Passage provided:
___

[PATCH] D83214: [AMDGPU][GlobalISel] Select llvm.amdgcn.ballot

Matt Arsenault via Phabricator via llvm-commits llvm-commits at lists.llvm.org
Fri Jul 10 10:34:41 PDT 2020


arsenm accepted this revision.
arsenm added inline comments.
This revision is now accepted and ready to land.


================
Comment at: llvm/lib/Target/AMDGPU/AMDGPUInstructionSelector.cpp:1053-1054
+
+  Optional<ValueAndVReg> Arg =
+      getConstantVRegValWithLookThrough(I.getOperand(2).getReg(), *MRI, true);
+
----------------
mbrkusanin wrote:
> arsenm wrote:
> > I think you want just regular getConstantVRegVal. I don't think you're getting much from the look through
> Unfortunately regular version fails to produce the value.
>  
I think something probably went wrong here due to us not trying to do anything resembling optimization during/after RegBankSelect. When we do that, we can probably remove a lot of these


================
Comment at: llvm/test/CodeGen/AMDGPU/GlobalISel/llvm.amdgcn.ballot.i64.ll:11-12
+; CHECK:       ; %bb.0:
+; CHECK-NEXT:    s_mov_b32 s0, 0
+; CHECK-NEXT:    s_mov_b32 s1, 0
+; CHECK-NEXT:    ; return to shader part epilog
----------------
mbrkusanin wrote:
> arsenm wrote:
> > This can be one s_mov_b64
> It can, but SIFoldOperands will not let that happen.

___

Set of tasks:
A - Present as a numbered list, without blank lines, the lines of the entries from the line containing "tag-price-protection[interactable]: Price Prote..." to the line containing "volume-bar <box>841 643 861 678</box>", inclusive.
B - Carry the code review thread forward from its final line.

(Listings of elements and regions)
___

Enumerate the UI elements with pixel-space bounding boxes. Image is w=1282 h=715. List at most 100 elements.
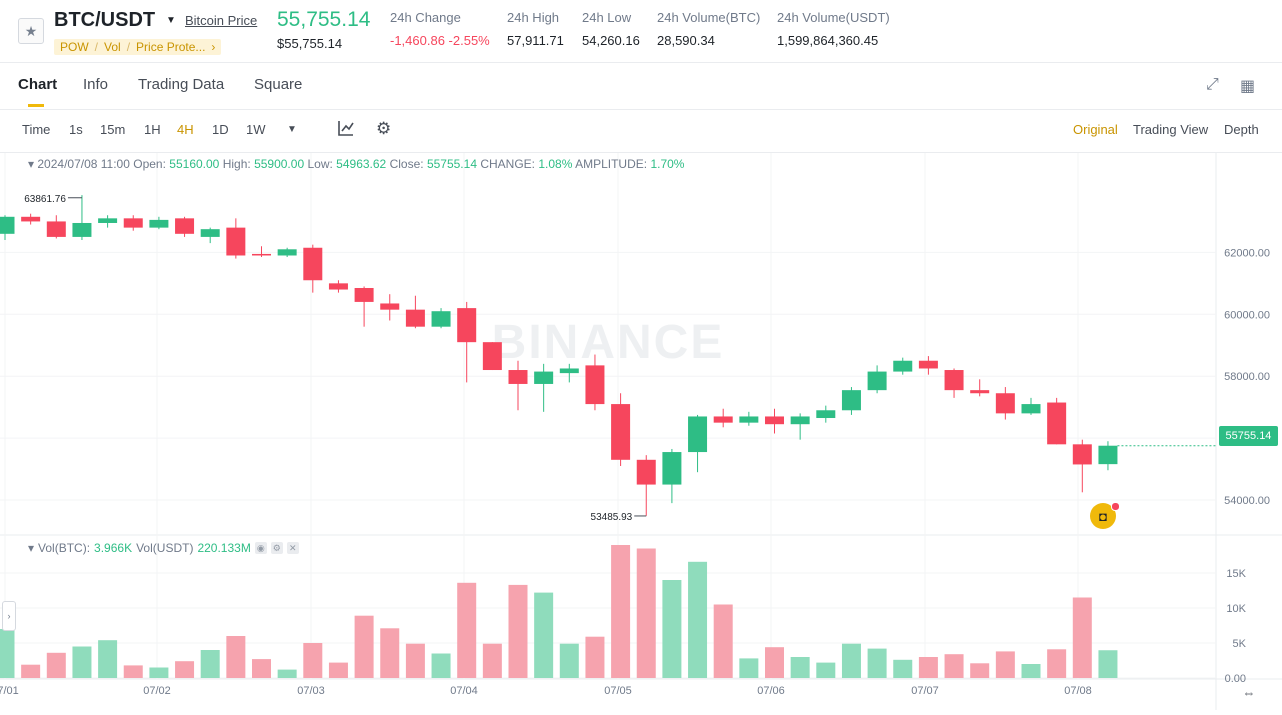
tag-price-protection[interactable]: Price Prote... <box>136 40 206 54</box>
candle-body <box>1072 444 1092 465</box>
candle-body <box>841 390 861 411</box>
expand-icon[interactable]: ⤢ <box>1206 76 1219 93</box>
candle-body <box>380 303 400 310</box>
volume-bar <box>841 643 861 678</box>
x-tick-label: 07/04 <box>450 685 478 697</box>
candle-body <box>277 249 297 256</box>
interval-15m[interactable]: 15m <box>100 122 126 137</box>
x-tick-label: 07/07 <box>911 685 939 697</box>
x-tick-label: 07/03 <box>297 685 325 697</box>
panel-expand-handle-icon[interactable]: › <box>2 601 16 631</box>
tab-trading-data[interactable]: Trading Data <box>138 76 225 93</box>
ohlc-amplitude: 1.70% <box>650 157 685 171</box>
pair-symbol[interactable]: BTC/USDT <box>54 9 156 31</box>
pair-dropdown-caret-icon[interactable]: ▼ <box>166 15 176 26</box>
max-price-label: 63861.76 <box>24 194 66 205</box>
volume-bar <box>354 615 374 678</box>
tag-vol[interactable]: Vol <box>104 40 121 54</box>
volume-bar <box>790 657 810 678</box>
x-tick-label: 07/02 <box>143 685 171 697</box>
volume-bar <box>149 667 169 678</box>
interval-1h[interactable]: 1H <box>144 122 161 137</box>
candle-body <box>790 416 810 425</box>
settings-gear-icon[interactable]: ⚙ <box>376 119 392 138</box>
volume-bar <box>611 545 631 678</box>
interval-1s[interactable]: 1s <box>69 122 83 137</box>
favorite-star-icon[interactable]: ★ <box>18 18 44 44</box>
axis-scale-icon: ⇔ <box>1243 685 1256 700</box>
candle-body <box>893 360 913 372</box>
min-price-label: 53485.93 <box>591 512 633 523</box>
volume-bar <box>482 643 502 678</box>
volume-collapse-caret-icon[interactable]: ▾ <box>28 541 35 555</box>
pair-tags[interactable]: POW / Vol / Price Prote... › <box>54 39 222 55</box>
volume-bar <box>534 592 554 678</box>
ohlc-collapse-caret-icon[interactable]: ▾ <box>28 157 35 171</box>
ohlc-close-label: Close: <box>389 157 424 171</box>
volume-bar <box>970 663 990 678</box>
ohlc-date: 2024/07/08 11:00 <box>37 157 130 171</box>
volume-bar <box>893 659 913 678</box>
view-trading-view[interactable]: Trading View <box>1133 122 1209 137</box>
assistant-badge-icon[interactable]: ◘ <box>1090 503 1116 529</box>
notification-dot <box>1111 502 1120 511</box>
ohlc-high: 55900.00 <box>254 157 305 171</box>
tab-square[interactable]: Square <box>254 76 303 93</box>
tab-info[interactable]: Info <box>83 76 109 93</box>
candle-body <box>970 390 990 394</box>
stat-label: 24h Change <box>390 10 461 25</box>
vol-btc-label: Vol(BTC): <box>38 541 91 555</box>
candle-body <box>816 410 836 419</box>
tag-pow[interactable]: POW <box>60 40 89 54</box>
candle-body <box>457 308 477 343</box>
tab-chart[interactable]: Chart <box>18 76 58 93</box>
candle-body <box>636 459 656 485</box>
candle-body <box>944 370 964 391</box>
volume-bar <box>46 652 66 678</box>
volume-tick-label: 5K <box>1233 638 1247 650</box>
volume-bar <box>252 659 271 678</box>
volume-bar <box>867 648 887 678</box>
volume-info: ▾ Vol(BTC): 3.966K Vol(USDT) 220.133M ◉ … <box>28 541 299 555</box>
candle-body <box>559 368 579 374</box>
view-original[interactable]: Original <box>1073 122 1118 137</box>
chart-toolbar: Time 1s 15m 1H 4H 1D 1W ▼ ⚙ Original Tra… <box>0 108 1282 153</box>
coin-price-link[interactable]: Bitcoin Price <box>185 13 258 28</box>
candle-body <box>688 416 708 453</box>
stat-label: 24h High <box>507 10 560 25</box>
price-tick-label: 62000.00 <box>1224 247 1270 259</box>
layout-grid-icon[interactable]: ▦ <box>1240 78 1256 95</box>
stat-24h-high: 24h High 57,911.71 <box>507 10 564 48</box>
candlestick-chart[interactable]: 07/01 07/02 07/03 07/04 07/05 07/06 07/07 07/08… <box>0 153 1282 710</box>
indicator-chart-icon[interactable] <box>337 119 355 142</box>
stat-label: 24h Low <box>582 10 632 25</box>
volume-close-icon[interactable]: ✕ <box>286 542 299 554</box>
interval-4h[interactable]: 4H <box>177 122 194 137</box>
volume-bar <box>1098 650 1118 678</box>
volume-settings-icon[interactable]: ⚙ <box>270 542 283 554</box>
view-depth[interactable]: Depth <box>1224 122 1259 137</box>
visibility-eye-icon[interactable]: ◉ <box>254 542 267 554</box>
volume-bar <box>765 647 784 678</box>
vol-usdt: 220.133M <box>197 541 251 555</box>
watermark-binance: BINANCE <box>492 316 725 369</box>
candle-body <box>739 416 759 423</box>
stat-24h-volume-usdt: 24h Volume(USDT) 1,599,864,360.45 <box>777 10 890 48</box>
stat-value: -1,460.86 -2.55% <box>390 33 490 48</box>
candle-body <box>1098 445 1118 465</box>
volume-tick-label: 10K <box>1226 603 1246 615</box>
chart-area[interactable]: 07/01 07/02 07/03 07/04 07/05 07/06 07/07 07/08… <box>0 153 1282 710</box>
candle-body <box>46 221 66 237</box>
candle-body <box>200 229 220 237</box>
candle-body <box>918 360 938 369</box>
volume-bar <box>303 643 323 678</box>
chevron-right-icon[interactable]: › <box>211 40 216 54</box>
volume-tick-label: 15K <box>1226 568 1246 580</box>
interval-time[interactable]: Time <box>22 122 51 137</box>
ohlc-amplitude-label: AMPLITUDE: <box>575 157 648 171</box>
market-header: ★ BTC/USDT ▼ Bitcoin Price POW / Vol / Pri… <box>0 0 1282 62</box>
interval-more-caret-icon[interactable]: ▼ <box>287 124 297 135</box>
interval-1d[interactable]: 1D <box>212 122 229 137</box>
interval-1w[interactable]: 1W <box>246 122 266 137</box>
stat-label: 24h Volume(USDT) <box>777 10 890 25</box>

___

Answers below:
A -
1. tag-price-protection[interactable]: Price Prote... <box>136 40 206 54</box>
2. candle-body <box>1072 444 1092 465</box>
3. candle-body <box>841 390 861 411</box>
4. expand-icon[interactable]: ⤢ <box>1206 76 1219 93</box>
5. candle-body <box>380 303 400 310</box>
6. volume-bar <box>841 643 861 678</box>

B -
> 
> From:
>   %10:sreg_64 = S_MOV_B64 0
>   %3:sreg_32 = COPY %10.sub0:sreg_64
>   %4:sreg_32 = COPY %10.sub1:sreg_64
>   plus some instructions that use %3, %4 but will eventually be removed.
> 
> SIFoldOperands will produce:
>   %10:sreg_64 = S_MOV_B64 0
>   %3:sreg_32 = S_MOV_B32 0
>   %4:sreg_32 = S_MOV_B32 0
>   ...
> 
> which makes the first instruction dead and in the end we're left with two S_MOV_B32.
> 
> For example bellow with exec, AMDGPU::sub0_sub1 seems to do the trick but I don't see anything similar for immediate opreands.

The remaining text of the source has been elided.